-- start of LISTED RECORDS --

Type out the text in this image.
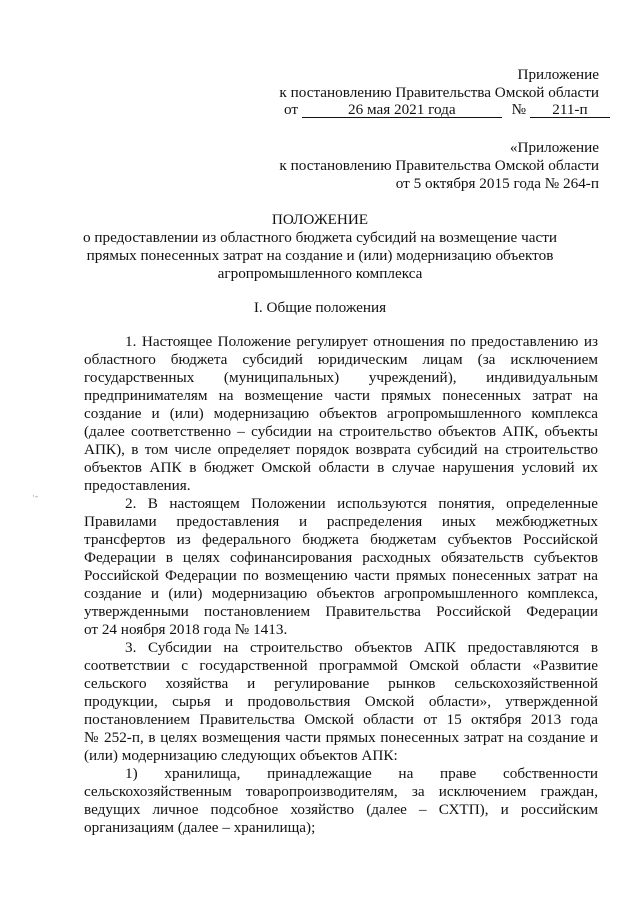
Приложение
к постановлению Правительства Омской области
от	26 мая 2021 года	№ 211-п
«Приложение
к постановлению Правительства Омской области
от 5 октября 2015 года № 264-п
ПОЛОЖЕНИЕ
о предоставлении из областного бюджета субсидий на возмещение части
прямых понесенных затрат на создание и (или) модернизацию объектов
агропромышленного комплекса
I. Общие положения
1. Настоящее Положение регулирует отношения по предоставлению из
областного бюджета субсидий юридическим лицам (за исключением
государственных (муниципальных) учреждений), индивидуальным
предпринимателям на возмещение части прямых понесенных затрат на
создание и (или) модернизацию объектов агропромышленного комплекса
(далее соответственно – субсидии на строительство объектов АПК, объекты
АПК), в том числе определяет порядок возврата субсидий на строительство
объектов АПК в бюджет Омской области в случае нарушения условий их
предоставления.
·-	2. В настоящем Положении используются понятия, определенные
Правилами предоставления и распределения иных межбюджетных
трансфертов из федерального бюджета бюджетам субъектов Российской
Федерации в целях софинансирования расходных обязательств субъектов
Российской Федерации по возмещению части прямых понесенных затрат на
создание и (или) модернизацию объектов агропромышленного комплекса,
утвержденными постановлением Правительства Российской Федерации
от 24 ноября 2018 года № 1413.
3. Субсидии на строительство объектов АПК предоставляются в
соответствии с государственной программой Омской области «Развитие
сельского хозяйства и регулирование рынков сельскохозяйственной
продукции, сырья и продовольствия Омской области», утвержденной
постановлением Правительства Омской области от 15 октября 2013 года
№ 252-п, в целях возмещения части прямых понесенных затрат на создание и
(или) модернизацию следующих объектов АПК:
1) хранилища, принадлежащие на праве собственности
сельскохозяйственным товаропроизводителям, за исключением граждан,
ведущих личное подсобное хозяйство (далее – СХТП), и российским
организациям (далее – хранилища);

-- end of LISTED RECORDS --

What is the number of lines above that contain the string "Российской"? Answer with the number alone.

3